Collected data entries
****
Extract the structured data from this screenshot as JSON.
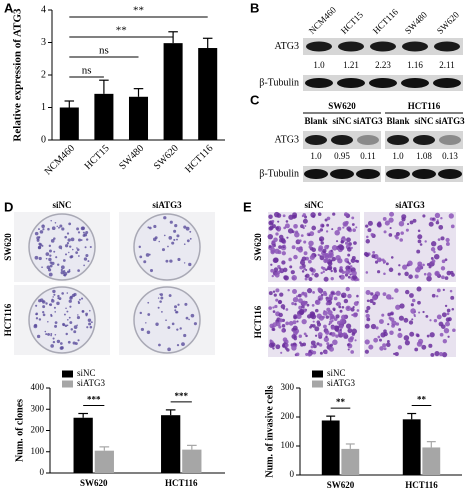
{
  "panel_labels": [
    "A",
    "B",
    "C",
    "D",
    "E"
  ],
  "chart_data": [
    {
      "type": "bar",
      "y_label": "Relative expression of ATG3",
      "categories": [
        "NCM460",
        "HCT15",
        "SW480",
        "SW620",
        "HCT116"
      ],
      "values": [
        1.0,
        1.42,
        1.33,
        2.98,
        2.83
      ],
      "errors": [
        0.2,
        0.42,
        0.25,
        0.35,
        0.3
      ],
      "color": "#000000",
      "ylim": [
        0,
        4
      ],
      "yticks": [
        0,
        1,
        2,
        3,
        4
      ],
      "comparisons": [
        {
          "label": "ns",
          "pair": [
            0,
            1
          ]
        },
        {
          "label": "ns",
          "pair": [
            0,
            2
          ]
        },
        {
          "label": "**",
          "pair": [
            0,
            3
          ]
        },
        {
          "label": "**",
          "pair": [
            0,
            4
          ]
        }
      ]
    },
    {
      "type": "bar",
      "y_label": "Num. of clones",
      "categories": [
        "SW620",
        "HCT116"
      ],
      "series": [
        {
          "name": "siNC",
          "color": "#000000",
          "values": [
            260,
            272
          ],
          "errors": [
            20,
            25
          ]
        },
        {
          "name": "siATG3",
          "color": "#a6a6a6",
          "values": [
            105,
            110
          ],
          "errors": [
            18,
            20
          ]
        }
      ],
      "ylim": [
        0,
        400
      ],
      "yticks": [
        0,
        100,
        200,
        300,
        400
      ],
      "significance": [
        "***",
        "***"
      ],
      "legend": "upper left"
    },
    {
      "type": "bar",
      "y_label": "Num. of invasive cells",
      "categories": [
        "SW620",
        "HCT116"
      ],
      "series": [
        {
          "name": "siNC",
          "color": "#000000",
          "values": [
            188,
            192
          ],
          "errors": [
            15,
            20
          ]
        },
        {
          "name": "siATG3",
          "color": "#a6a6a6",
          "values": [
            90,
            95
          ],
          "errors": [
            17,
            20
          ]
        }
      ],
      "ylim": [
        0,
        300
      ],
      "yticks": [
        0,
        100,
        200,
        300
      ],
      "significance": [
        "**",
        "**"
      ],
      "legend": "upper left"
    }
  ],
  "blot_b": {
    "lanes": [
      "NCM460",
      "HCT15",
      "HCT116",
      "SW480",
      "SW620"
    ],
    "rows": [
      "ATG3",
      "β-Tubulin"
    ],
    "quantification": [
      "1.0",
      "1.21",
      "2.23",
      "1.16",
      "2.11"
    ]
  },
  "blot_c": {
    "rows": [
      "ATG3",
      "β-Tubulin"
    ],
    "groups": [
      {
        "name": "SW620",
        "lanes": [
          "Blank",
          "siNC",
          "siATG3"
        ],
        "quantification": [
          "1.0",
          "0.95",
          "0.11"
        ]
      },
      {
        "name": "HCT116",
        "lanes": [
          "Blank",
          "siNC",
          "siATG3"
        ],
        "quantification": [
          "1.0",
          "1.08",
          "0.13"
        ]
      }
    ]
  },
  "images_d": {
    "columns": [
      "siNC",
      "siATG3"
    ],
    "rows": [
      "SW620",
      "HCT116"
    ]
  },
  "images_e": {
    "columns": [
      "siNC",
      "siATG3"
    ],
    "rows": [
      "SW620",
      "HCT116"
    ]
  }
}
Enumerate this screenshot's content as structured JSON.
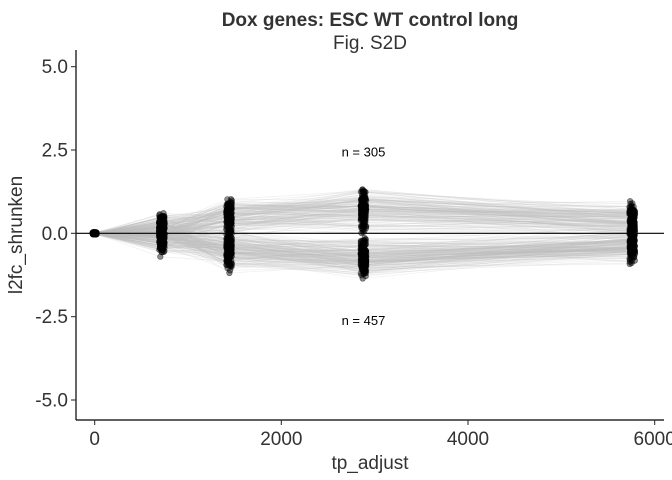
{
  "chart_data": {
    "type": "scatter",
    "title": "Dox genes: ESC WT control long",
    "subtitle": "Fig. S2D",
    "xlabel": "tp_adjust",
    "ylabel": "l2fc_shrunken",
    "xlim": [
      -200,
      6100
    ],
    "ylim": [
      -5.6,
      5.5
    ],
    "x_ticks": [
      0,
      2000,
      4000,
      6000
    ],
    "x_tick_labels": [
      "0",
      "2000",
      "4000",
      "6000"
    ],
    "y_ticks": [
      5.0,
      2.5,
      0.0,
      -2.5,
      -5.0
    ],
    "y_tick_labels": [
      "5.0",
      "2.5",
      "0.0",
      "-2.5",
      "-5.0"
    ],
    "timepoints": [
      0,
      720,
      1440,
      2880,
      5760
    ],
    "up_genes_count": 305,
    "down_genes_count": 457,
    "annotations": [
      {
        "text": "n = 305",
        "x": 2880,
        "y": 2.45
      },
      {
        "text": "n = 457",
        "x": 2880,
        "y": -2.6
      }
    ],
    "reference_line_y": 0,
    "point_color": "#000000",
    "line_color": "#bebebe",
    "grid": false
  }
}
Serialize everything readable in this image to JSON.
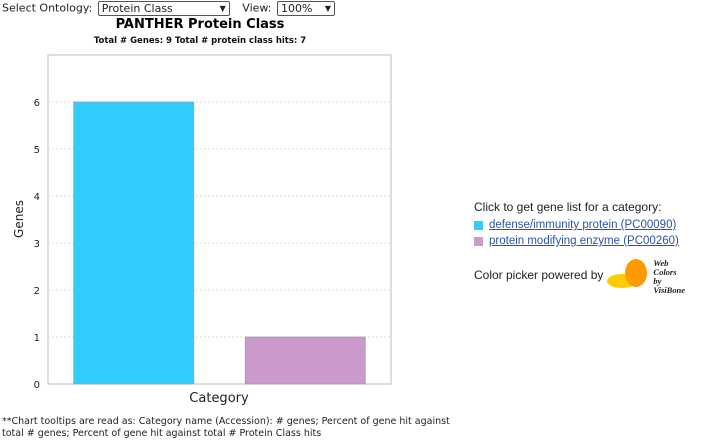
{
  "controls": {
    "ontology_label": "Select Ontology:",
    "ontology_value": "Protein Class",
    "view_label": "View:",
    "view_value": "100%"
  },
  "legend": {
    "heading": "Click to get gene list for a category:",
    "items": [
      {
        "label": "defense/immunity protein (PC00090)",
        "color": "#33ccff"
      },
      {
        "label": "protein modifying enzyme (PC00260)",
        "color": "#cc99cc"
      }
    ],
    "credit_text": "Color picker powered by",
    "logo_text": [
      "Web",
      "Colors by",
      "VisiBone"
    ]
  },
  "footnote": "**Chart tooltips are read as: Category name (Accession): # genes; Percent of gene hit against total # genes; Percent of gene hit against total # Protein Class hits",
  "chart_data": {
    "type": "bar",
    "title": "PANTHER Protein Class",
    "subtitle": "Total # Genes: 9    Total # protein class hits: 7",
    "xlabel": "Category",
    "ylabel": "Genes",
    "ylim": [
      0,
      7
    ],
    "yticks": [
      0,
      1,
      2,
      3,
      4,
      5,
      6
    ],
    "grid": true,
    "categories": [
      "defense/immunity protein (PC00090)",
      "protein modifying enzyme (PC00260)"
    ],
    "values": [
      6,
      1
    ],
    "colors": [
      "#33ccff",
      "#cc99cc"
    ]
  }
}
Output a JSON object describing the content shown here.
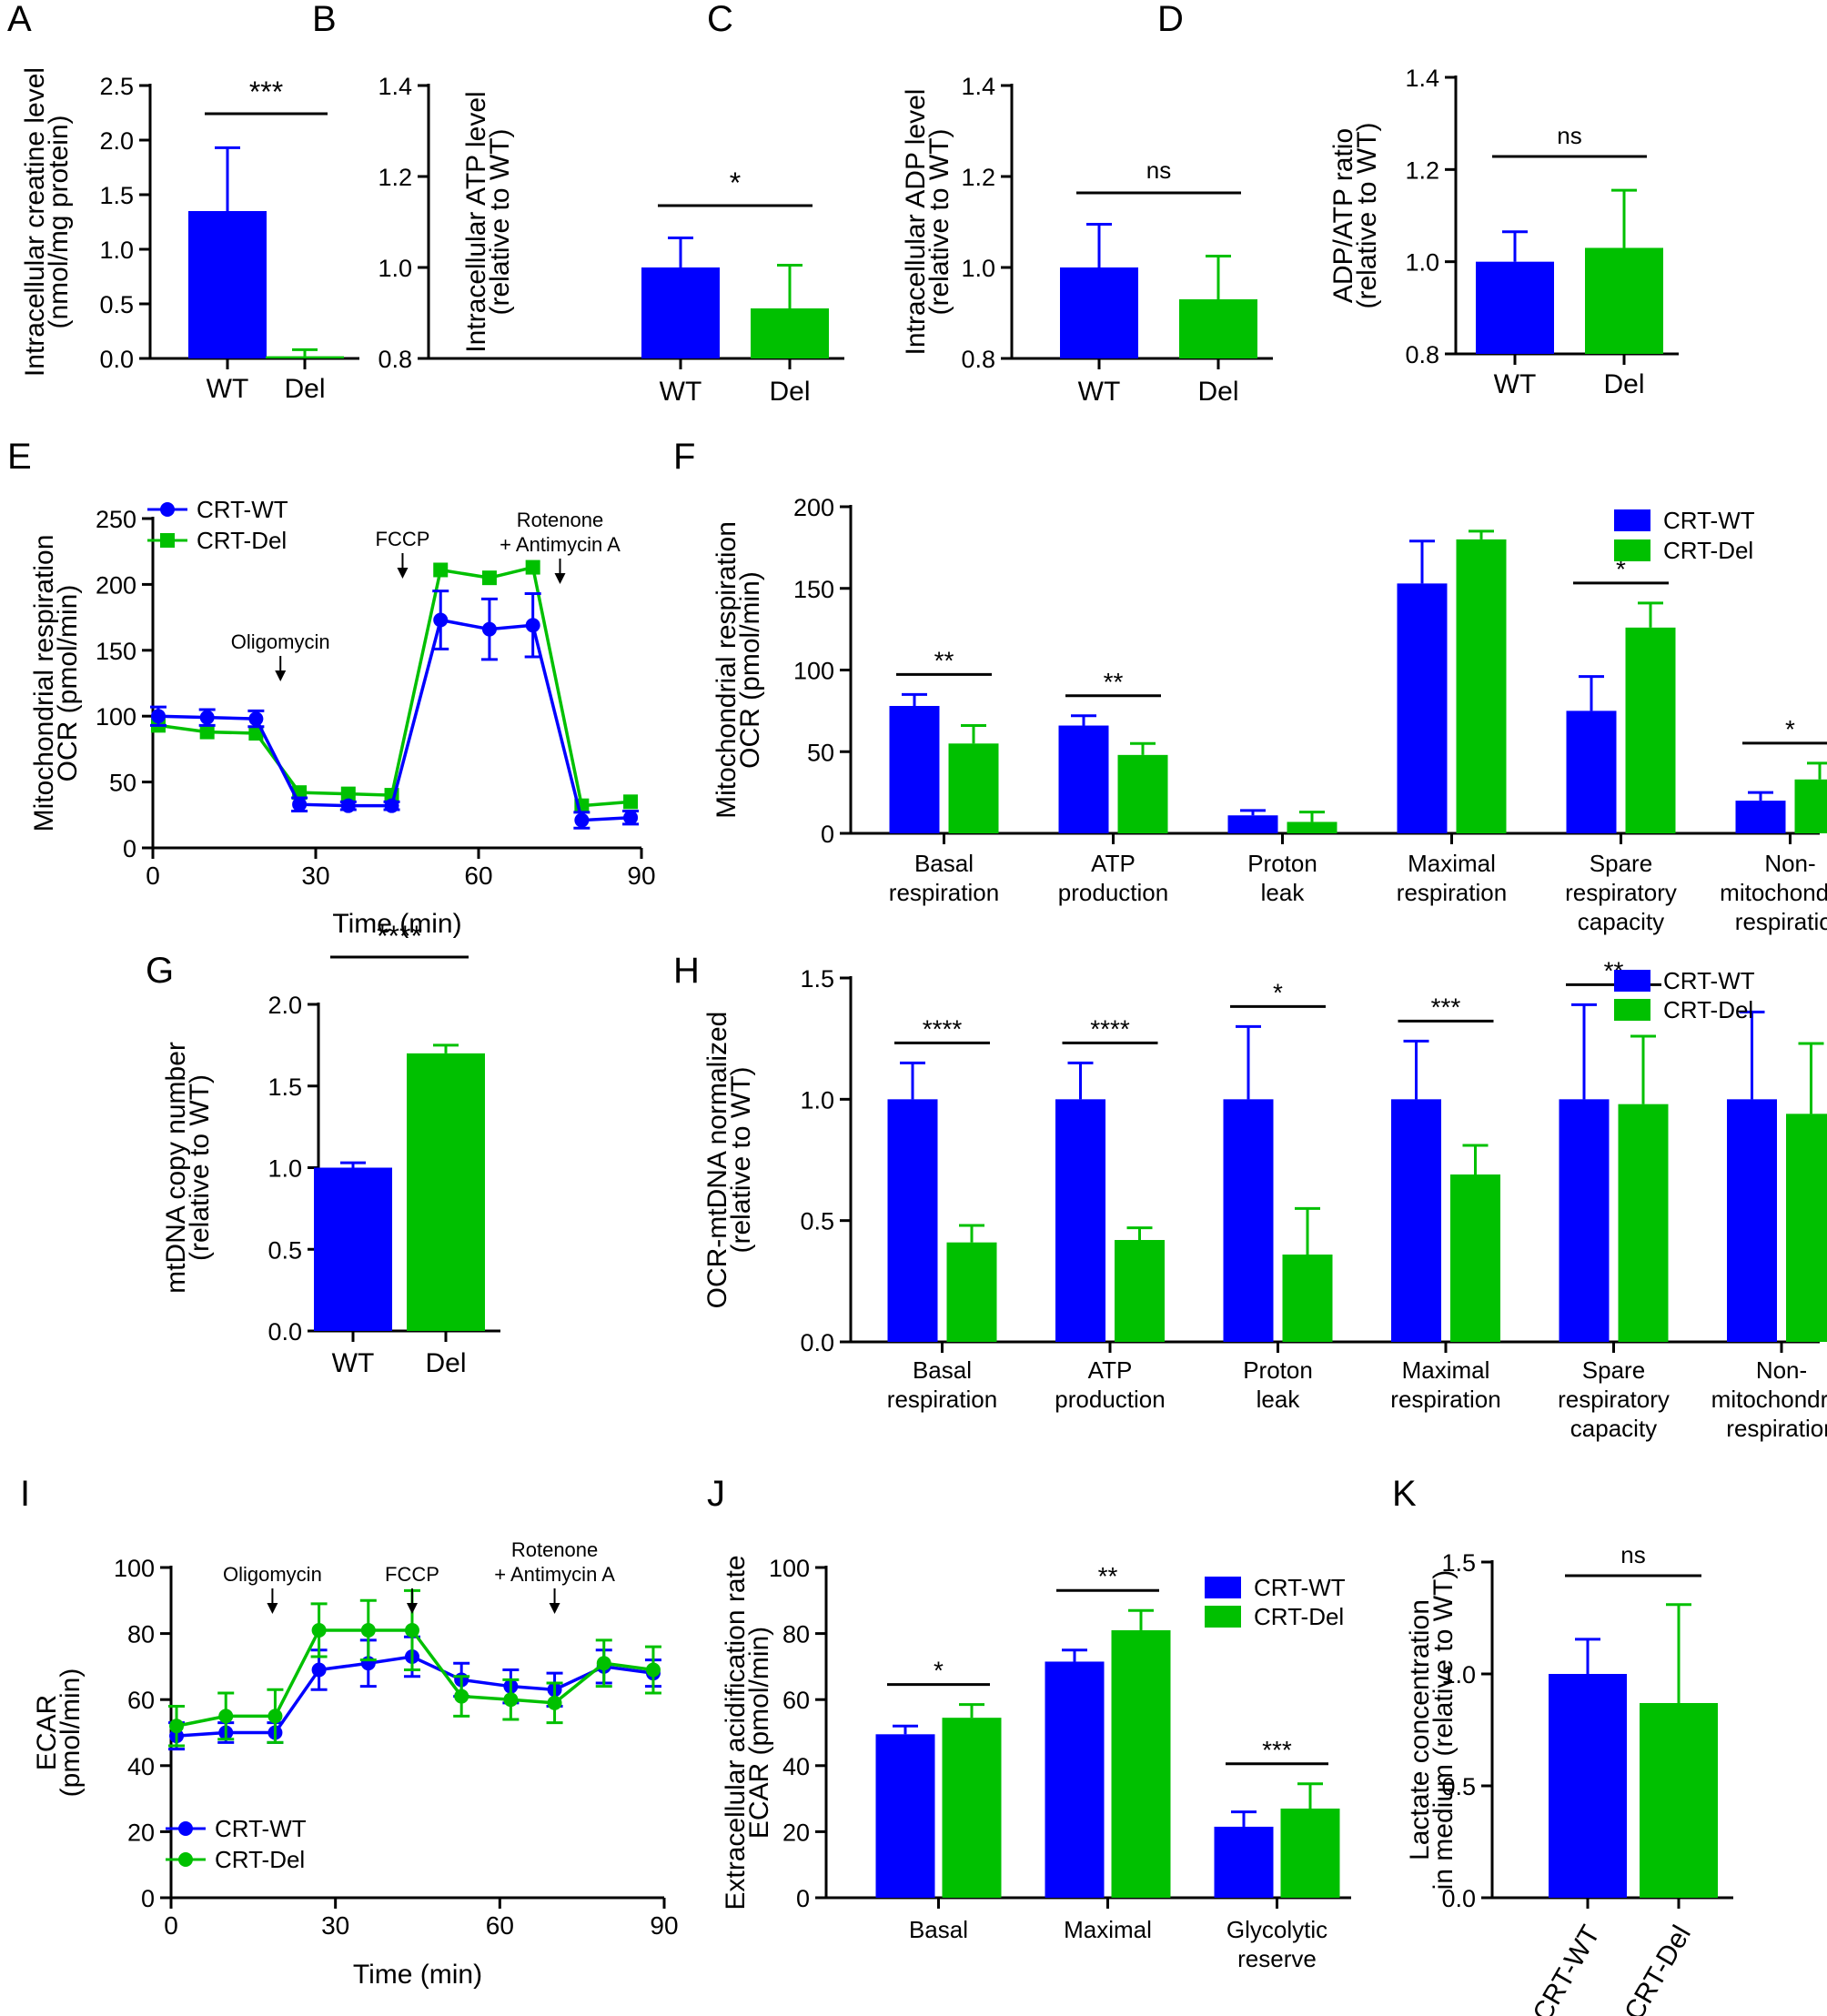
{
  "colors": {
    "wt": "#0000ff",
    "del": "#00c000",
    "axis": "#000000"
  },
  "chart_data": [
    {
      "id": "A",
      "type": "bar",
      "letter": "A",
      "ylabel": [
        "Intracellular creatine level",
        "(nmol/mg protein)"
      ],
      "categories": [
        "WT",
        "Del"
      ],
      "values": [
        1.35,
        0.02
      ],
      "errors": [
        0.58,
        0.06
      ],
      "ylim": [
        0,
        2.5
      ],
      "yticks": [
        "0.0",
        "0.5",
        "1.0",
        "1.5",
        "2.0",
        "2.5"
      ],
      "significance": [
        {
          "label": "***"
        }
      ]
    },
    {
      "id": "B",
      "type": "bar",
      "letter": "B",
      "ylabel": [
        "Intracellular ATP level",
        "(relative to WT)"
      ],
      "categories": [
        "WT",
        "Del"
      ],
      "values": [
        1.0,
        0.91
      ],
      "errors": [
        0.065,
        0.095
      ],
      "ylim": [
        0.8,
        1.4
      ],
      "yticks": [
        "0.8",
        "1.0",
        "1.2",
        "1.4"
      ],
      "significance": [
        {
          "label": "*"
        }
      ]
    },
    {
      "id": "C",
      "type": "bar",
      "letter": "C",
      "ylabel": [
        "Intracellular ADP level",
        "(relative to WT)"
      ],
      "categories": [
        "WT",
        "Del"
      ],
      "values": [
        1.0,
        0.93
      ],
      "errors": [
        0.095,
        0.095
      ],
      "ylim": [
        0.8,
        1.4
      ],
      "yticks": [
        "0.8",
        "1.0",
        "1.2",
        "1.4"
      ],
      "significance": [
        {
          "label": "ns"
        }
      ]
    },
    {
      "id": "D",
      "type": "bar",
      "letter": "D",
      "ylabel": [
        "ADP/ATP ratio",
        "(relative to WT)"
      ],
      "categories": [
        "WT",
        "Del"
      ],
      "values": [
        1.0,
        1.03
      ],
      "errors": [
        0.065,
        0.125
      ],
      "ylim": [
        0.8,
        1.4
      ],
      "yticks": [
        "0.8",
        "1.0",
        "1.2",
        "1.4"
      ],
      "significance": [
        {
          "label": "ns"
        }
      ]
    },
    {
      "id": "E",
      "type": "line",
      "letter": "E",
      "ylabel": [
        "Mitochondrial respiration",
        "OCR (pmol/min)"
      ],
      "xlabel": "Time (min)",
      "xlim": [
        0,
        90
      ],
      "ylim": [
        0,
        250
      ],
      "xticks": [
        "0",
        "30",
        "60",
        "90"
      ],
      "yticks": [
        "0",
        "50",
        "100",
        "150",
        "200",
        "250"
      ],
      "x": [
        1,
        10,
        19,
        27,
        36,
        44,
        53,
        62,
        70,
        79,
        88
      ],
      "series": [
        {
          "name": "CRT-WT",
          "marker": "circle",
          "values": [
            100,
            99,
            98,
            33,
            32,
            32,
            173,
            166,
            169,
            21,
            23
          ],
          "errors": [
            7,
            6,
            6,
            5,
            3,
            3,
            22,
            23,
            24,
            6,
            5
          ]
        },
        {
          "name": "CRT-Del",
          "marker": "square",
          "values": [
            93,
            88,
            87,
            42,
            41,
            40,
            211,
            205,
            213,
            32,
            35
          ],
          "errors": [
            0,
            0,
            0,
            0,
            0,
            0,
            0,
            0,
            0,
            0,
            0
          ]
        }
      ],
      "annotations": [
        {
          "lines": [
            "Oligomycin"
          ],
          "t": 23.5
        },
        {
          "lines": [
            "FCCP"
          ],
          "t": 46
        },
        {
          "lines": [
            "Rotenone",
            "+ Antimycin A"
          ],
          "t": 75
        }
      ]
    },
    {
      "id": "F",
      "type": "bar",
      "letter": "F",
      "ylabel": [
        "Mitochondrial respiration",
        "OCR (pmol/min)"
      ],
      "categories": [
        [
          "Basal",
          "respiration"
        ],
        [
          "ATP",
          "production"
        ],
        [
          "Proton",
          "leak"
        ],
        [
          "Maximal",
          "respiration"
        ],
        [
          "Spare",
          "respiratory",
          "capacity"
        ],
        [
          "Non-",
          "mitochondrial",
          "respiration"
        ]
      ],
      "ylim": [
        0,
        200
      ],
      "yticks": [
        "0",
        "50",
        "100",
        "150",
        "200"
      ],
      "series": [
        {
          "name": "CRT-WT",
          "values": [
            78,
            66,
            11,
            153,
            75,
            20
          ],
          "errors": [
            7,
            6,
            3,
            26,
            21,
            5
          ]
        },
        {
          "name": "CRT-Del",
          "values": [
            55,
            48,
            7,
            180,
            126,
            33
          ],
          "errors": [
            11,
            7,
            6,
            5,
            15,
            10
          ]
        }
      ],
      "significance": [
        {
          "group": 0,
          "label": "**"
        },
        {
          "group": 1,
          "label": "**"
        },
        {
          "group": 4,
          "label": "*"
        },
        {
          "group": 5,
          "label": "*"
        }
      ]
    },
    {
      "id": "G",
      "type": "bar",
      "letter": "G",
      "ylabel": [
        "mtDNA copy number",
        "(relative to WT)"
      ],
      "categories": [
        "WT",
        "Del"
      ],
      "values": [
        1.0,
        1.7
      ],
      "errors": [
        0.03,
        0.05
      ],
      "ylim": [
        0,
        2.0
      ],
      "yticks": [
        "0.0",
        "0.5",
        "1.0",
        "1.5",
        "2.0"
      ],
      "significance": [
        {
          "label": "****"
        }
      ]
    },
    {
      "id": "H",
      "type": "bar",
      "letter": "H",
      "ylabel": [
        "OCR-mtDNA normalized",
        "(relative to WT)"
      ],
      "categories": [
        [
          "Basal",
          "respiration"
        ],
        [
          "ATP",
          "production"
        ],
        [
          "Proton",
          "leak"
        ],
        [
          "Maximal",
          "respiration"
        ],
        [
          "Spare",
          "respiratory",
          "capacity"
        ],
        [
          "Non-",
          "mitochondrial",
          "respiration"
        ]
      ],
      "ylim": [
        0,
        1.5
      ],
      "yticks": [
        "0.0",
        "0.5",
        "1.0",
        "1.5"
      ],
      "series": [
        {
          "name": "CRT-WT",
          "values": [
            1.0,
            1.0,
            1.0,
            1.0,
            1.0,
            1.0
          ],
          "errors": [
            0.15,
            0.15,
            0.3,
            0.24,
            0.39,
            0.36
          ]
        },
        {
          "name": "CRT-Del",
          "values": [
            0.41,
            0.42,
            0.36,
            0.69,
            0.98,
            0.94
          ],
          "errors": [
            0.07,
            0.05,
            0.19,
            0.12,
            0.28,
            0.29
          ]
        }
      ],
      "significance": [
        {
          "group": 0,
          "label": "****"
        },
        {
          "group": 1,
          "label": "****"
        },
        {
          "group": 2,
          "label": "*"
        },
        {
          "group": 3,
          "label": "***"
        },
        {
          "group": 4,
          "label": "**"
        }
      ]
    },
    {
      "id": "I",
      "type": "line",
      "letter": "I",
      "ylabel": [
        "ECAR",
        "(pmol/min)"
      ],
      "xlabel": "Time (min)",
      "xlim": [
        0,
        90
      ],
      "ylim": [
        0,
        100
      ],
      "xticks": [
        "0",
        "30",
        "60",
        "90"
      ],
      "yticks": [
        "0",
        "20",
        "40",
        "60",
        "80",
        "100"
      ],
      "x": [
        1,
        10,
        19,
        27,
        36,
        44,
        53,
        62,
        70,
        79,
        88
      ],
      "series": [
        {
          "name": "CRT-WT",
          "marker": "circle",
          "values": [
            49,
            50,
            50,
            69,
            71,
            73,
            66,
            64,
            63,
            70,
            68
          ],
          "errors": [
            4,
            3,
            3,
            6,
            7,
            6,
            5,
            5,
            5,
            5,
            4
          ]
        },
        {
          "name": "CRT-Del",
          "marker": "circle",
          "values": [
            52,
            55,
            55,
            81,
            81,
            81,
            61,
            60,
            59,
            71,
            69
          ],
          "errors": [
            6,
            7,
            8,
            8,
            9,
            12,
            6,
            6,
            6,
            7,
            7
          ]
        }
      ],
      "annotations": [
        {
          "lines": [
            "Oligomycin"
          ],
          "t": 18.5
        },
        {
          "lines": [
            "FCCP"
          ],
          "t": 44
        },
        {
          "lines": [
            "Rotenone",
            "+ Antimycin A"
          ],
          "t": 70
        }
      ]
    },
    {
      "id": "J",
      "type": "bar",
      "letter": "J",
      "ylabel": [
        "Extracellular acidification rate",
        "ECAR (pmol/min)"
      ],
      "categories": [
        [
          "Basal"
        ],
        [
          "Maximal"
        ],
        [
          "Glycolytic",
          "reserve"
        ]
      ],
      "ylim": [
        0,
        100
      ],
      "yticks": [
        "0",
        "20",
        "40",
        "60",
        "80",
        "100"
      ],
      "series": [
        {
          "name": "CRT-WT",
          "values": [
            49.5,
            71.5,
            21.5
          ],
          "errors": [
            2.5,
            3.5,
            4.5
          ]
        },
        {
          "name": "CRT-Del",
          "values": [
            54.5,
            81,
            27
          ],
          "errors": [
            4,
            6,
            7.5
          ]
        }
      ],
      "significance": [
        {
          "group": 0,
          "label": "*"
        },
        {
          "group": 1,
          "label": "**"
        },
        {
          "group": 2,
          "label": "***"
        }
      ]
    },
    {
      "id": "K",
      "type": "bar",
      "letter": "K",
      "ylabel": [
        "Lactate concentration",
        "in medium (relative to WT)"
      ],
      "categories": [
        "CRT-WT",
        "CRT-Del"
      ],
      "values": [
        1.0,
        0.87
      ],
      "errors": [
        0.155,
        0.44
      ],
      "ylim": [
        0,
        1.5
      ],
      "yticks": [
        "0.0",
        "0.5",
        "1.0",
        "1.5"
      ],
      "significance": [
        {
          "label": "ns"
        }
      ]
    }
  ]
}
****
### WHAT THE TASK ASKS:
Copy out each line of the data that includes the string "letter".

### SOLUTION FOR THIS TASK:
      "letter": "A",
      "letter": "B",
      "letter": "C",
      "letter": "D",
      "letter": "E",
      "letter": "F",
      "letter": "G",
      "letter": "H",
      "letter": "I",
      "letter": "J",
      "letter": "K",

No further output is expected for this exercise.